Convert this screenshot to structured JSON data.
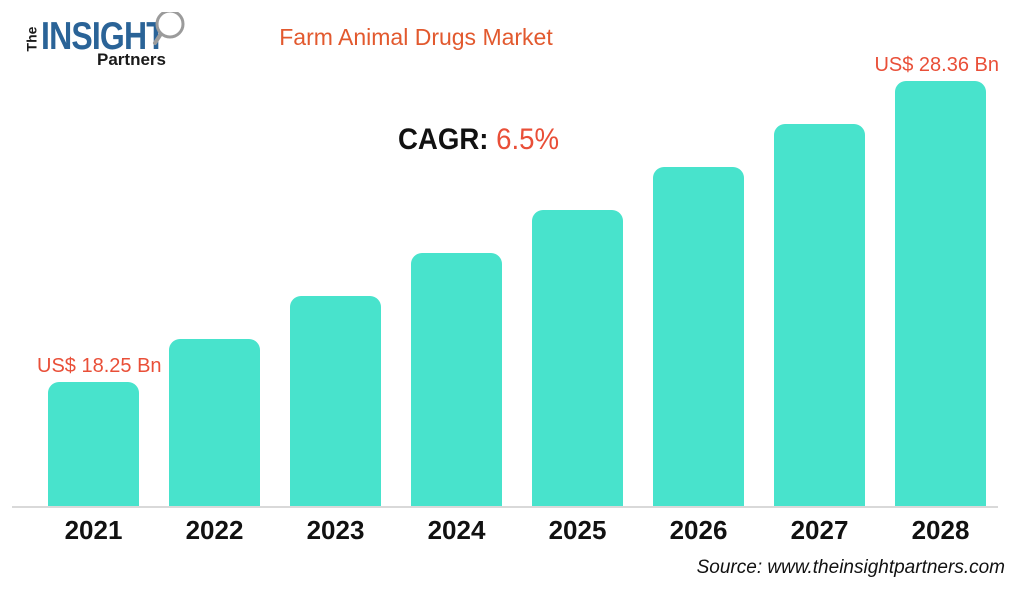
{
  "brand": {
    "the": "The",
    "insight": "INSIGHT",
    "partners": "Partners"
  },
  "title": "Farm Animal Drugs Market",
  "cagr": {
    "label": "CAGR:",
    "value": "6.5%"
  },
  "source": "Source: www.theinsightpartners.com",
  "colors": {
    "bar": "#48E3CC",
    "title_orange": "#E2592E",
    "label_red": "#E94F38",
    "logo_blue": "#2A6397",
    "axis_gray": "#D9D9D9",
    "text_black": "#111111"
  },
  "chart_data": {
    "type": "bar",
    "categories": [
      "2021",
      "2022",
      "2023",
      "2024",
      "2025",
      "2026",
      "2027",
      "2028"
    ],
    "values": [
      18.25,
      19.69,
      21.14,
      22.58,
      24.03,
      25.47,
      26.92,
      28.36
    ],
    "value_labels": {
      "2021": "US$ 18.25 Bn",
      "2028": "US$ 28.36 Bn"
    },
    "title": "Farm Animal Drugs Market",
    "annotation": "CAGR: 6.5%",
    "xlabel": "",
    "ylabel": "",
    "unit": "US$ Bn",
    "baseline_value": 14.05,
    "grid": false,
    "legend": false
  }
}
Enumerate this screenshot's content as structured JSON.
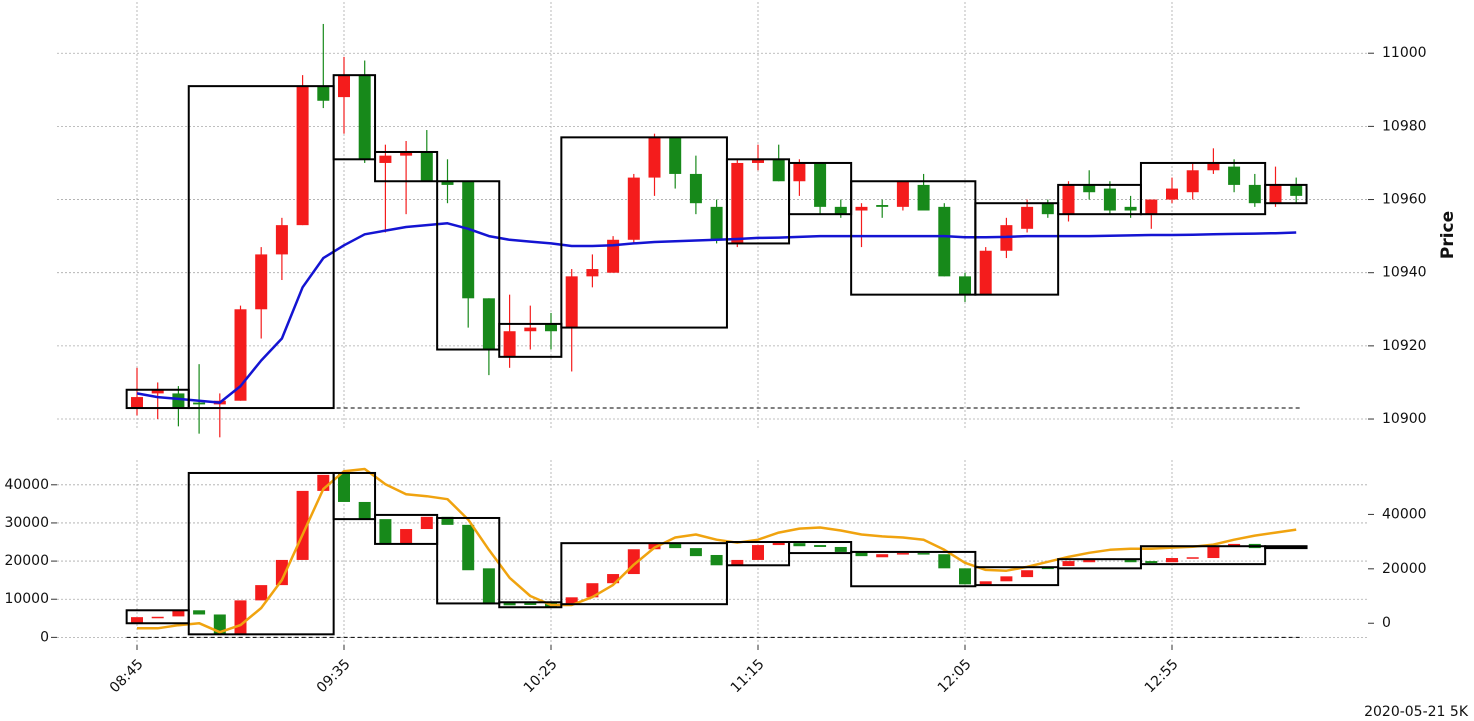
{
  "chart_data": [
    {
      "type": "candlestick",
      "ylabel": "Price",
      "yaxis_side": "right",
      "grid": true,
      "ylim": [
        10897,
        11014
      ],
      "yticks": [
        10900,
        10920,
        10940,
        10960,
        10980,
        11000
      ],
      "up_color": "#f41c1c",
      "down_color": "#17891a",
      "box_color": "#000000",
      "baseline": 10903,
      "open": [
        10903,
        10907,
        10907,
        10904.5,
        10904,
        10905,
        10930,
        10945,
        10953,
        10991,
        10988,
        10994,
        10970,
        10972,
        10973,
        10965,
        10965,
        10933,
        10917,
        10924,
        10926,
        10925,
        10939,
        10940,
        10949,
        10966,
        10977,
        10967,
        10958,
        10948,
        10970,
        10971,
        10965,
        10970,
        10958,
        10957,
        10958.5,
        10958,
        10964,
        10958,
        10939,
        10934,
        10946,
        10952,
        10959,
        10956,
        10964,
        10963,
        10958,
        10956,
        10960,
        10962,
        10968,
        10969,
        10964,
        10959,
        10964
      ],
      "high": [
        10914,
        10910,
        10909,
        10915,
        10907,
        10931,
        10947,
        10955,
        10994,
        11008,
        10999,
        10998,
        10975,
        10976,
        10979,
        10971,
        10965,
        10933,
        10934,
        10931,
        10929,
        10941,
        10945,
        10950,
        10967,
        10978,
        10977,
        10972,
        10960,
        10971,
        10975,
        10975,
        10971,
        10970,
        10960,
        10959,
        10960,
        10965,
        10967,
        10959,
        10940,
        10947,
        10955,
        10960,
        10960,
        10965,
        10968,
        10965,
        10961,
        10960,
        10966,
        10970,
        10974,
        10971,
        10967,
        10969,
        10966
      ],
      "low": [
        10901,
        10900,
        10898,
        10896,
        10895,
        10905,
        10922,
        10938,
        10953,
        10985,
        10978,
        10970,
        10951,
        10956,
        10965,
        10959,
        10925,
        10912,
        10914,
        10919,
        10919,
        10913,
        10936,
        10940,
        10948,
        10961,
        10963,
        10956,
        10948,
        10947,
        10968,
        10965,
        10961,
        10956,
        10955,
        10947,
        10955,
        10957,
        10957,
        10939,
        10932,
        10934,
        10944,
        10951,
        10955,
        10954,
        10960,
        10956,
        10955,
        10952,
        10959,
        10960,
        10967,
        10962,
        10958,
        10958,
        10959
      ],
      "close": [
        10906,
        10908,
        10903,
        10904,
        10905,
        10930,
        10945,
        10953,
        10991,
        10987,
        10994,
        10971,
        10972,
        10973,
        10965,
        10964,
        10933,
        10919,
        10924,
        10925,
        10924,
        10939,
        10941,
        10949,
        10966,
        10977,
        10967,
        10959,
        10949,
        10970,
        10971,
        10965,
        10970,
        10958,
        10956,
        10958,
        10958,
        10965,
        10957,
        10939,
        10934,
        10946,
        10953,
        10958,
        10956,
        10964,
        10962,
        10957,
        10957,
        10960,
        10963,
        10968,
        10970,
        10964,
        10959,
        10964,
        10961
      ],
      "line": {
        "color": "#1414d2",
        "values": [
          10907,
          10906,
          10905.5,
          10905,
          10904.5,
          10909,
          10916,
          10922,
          10936,
          10944,
          10947.5,
          10950.5,
          10951.5,
          10952.5,
          10953,
          10953.5,
          10952,
          10950,
          10949,
          10948.5,
          10948,
          10947.3,
          10947.3,
          10947.5,
          10948,
          10948.4,
          10948.6,
          10948.8,
          10949,
          10949.2,
          10949.5,
          10949.6,
          10949.8,
          10950,
          10950,
          10950,
          10950,
          10950,
          10950,
          10950,
          10949.7,
          10949.7,
          10949.8,
          10950,
          10950,
          10950,
          10950,
          10950.1,
          10950.2,
          10950.3,
          10950.3,
          10950.4,
          10950.5,
          10950.6,
          10950.7,
          10950.8,
          10951
        ]
      },
      "boxes": [
        {
          "start": 0,
          "end": 2,
          "low": 10903,
          "high": 10908
        },
        {
          "start": 3,
          "end": 9,
          "low": 10903,
          "high": 10991
        },
        {
          "start": 10,
          "end": 11,
          "low": 10971,
          "high": 10994
        },
        {
          "start": 12,
          "end": 14,
          "low": 10965,
          "high": 10973
        },
        {
          "start": 15,
          "end": 17,
          "low": 10919,
          "high": 10965
        },
        {
          "start": 18,
          "end": 20,
          "low": 10917,
          "high": 10926
        },
        {
          "start": 21,
          "end": 28,
          "low": 10925,
          "high": 10977
        },
        {
          "start": 29,
          "end": 31,
          "low": 10948,
          "high": 10971
        },
        {
          "start": 32,
          "end": 34,
          "low": 10956,
          "high": 10970
        },
        {
          "start": 35,
          "end": 40,
          "low": 10934,
          "high": 10965
        },
        {
          "start": 41,
          "end": 44,
          "low": 10934,
          "high": 10959
        },
        {
          "start": 45,
          "end": 48,
          "low": 10956,
          "high": 10964
        },
        {
          "start": 49,
          "end": 54,
          "low": 10956,
          "high": 10970
        },
        {
          "start": 55,
          "end": 56,
          "low": 10959,
          "high": 10964
        }
      ]
    },
    {
      "type": "candlestick",
      "yaxis_side": "left",
      "grid": true,
      "categories": [
        "08:45",
        null,
        null,
        null,
        null,
        null,
        null,
        null,
        null,
        null,
        "09:35",
        null,
        null,
        null,
        null,
        null,
        null,
        null,
        null,
        null,
        "10:25",
        null,
        null,
        null,
        null,
        null,
        null,
        null,
        null,
        null,
        "11:15",
        null,
        null,
        null,
        null,
        null,
        null,
        null,
        null,
        null,
        "12:05",
        null,
        null,
        null,
        null,
        null,
        null,
        null,
        null,
        null,
        "12:55",
        null,
        null,
        null,
        null,
        null,
        null
      ],
      "ylim": [
        -2000,
        46500
      ],
      "yticks": [
        0,
        10000,
        20000,
        30000,
        40000
      ],
      "y2lim": [
        -8000,
        60000
      ],
      "y2ticks": [
        0,
        20000,
        40000
      ],
      "up_color": "#f41c1c",
      "down_color": "#17891a",
      "box_color": "#000000",
      "baseline": 0,
      "open": [
        3900,
        5200,
        5500,
        7100,
        6000,
        1000,
        9700,
        13700,
        20300,
        38400,
        43100,
        35500,
        31000,
        24700,
        28400,
        31600,
        29500,
        18100,
        9200,
        9000,
        9200,
        8900,
        10500,
        14200,
        16600,
        23100,
        24700,
        23400,
        21600,
        18900,
        20300,
        24200,
        24700,
        24200,
        23700,
        22400,
        21000,
        21800,
        22100,
        21800,
        18100,
        13900,
        14700,
        15800,
        18400,
        18700,
        19700,
        20500,
        20500,
        20000,
        19700,
        20800,
        20800,
        23700,
        24500,
        23900,
        23900
      ],
      "close": [
        5300,
        5400,
        7100,
        6000,
        1000,
        9700,
        13700,
        20300,
        38400,
        42600,
        35500,
        31000,
        24700,
        28400,
        31600,
        29500,
        17600,
        8700,
        8400,
        8500,
        7900,
        10500,
        14200,
        16600,
        23100,
        24700,
        23400,
        21300,
        18900,
        20300,
        24200,
        25000,
        23900,
        23700,
        22400,
        21300,
        21800,
        22100,
        21800,
        18100,
        13900,
        14700,
        16000,
        17600,
        17900,
        20000,
        20500,
        20700,
        19700,
        19500,
        20800,
        21000,
        23700,
        24500,
        23400,
        23400,
        23400
      ],
      "line": {
        "color": "#f0a30f",
        "axis": "y2",
        "values": [
          -1850,
          -1850,
          -740,
          0,
          -3300,
          -700,
          5600,
          15900,
          32600,
          49300,
          55900,
          56700,
          51100,
          47400,
          46700,
          45600,
          38100,
          27000,
          16700,
          10000,
          6700,
          6700,
          9600,
          14100,
          21500,
          27800,
          31500,
          32600,
          30700,
          29600,
          30700,
          33300,
          34800,
          35200,
          34100,
          32600,
          31900,
          31500,
          30700,
          27000,
          22200,
          19600,
          19300,
          20700,
          22600,
          24400,
          25900,
          27000,
          27400,
          27400,
          27800,
          28100,
          28900,
          30700,
          32200,
          33300,
          34400
        ]
      },
      "boxes": [
        {
          "start": 0,
          "end": 2,
          "low": 3700,
          "high": 7100
        },
        {
          "start": 3,
          "end": 9,
          "low": 800,
          "high": 43100
        },
        {
          "start": 10,
          "end": 11,
          "low": 31000,
          "high": 43100
        },
        {
          "start": 12,
          "end": 14,
          "low": 24500,
          "high": 32100
        },
        {
          "start": 15,
          "end": 17,
          "low": 8900,
          "high": 31300
        },
        {
          "start": 18,
          "end": 20,
          "low": 7900,
          "high": 9200
        },
        {
          "start": 21,
          "end": 28,
          "low": 8700,
          "high": 24700
        },
        {
          "start": 29,
          "end": 31,
          "low": 18900,
          "high": 25000
        },
        {
          "start": 32,
          "end": 34,
          "low": 22100,
          "high": 25000
        },
        {
          "start": 35,
          "end": 40,
          "low": 13400,
          "high": 22400
        },
        {
          "start": 41,
          "end": 44,
          "low": 13700,
          "high": 18400
        },
        {
          "start": 45,
          "end": 48,
          "low": 18100,
          "high": 20500
        },
        {
          "start": 49,
          "end": 54,
          "low": 19200,
          "high": 23900
        },
        {
          "start": 55,
          "end": 56,
          "low": 23400,
          "high": 23900
        }
      ],
      "annotation": "2020-05-21 5K"
    }
  ]
}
◇ ◇ ◇ ◇
▶ _Problem description_
Copy out every line in the entries above that holds "Farm".

▶ _Task output_
  "title": "Farm Animal Drugs Market",
    "title": "Farm Animal Drugs Market",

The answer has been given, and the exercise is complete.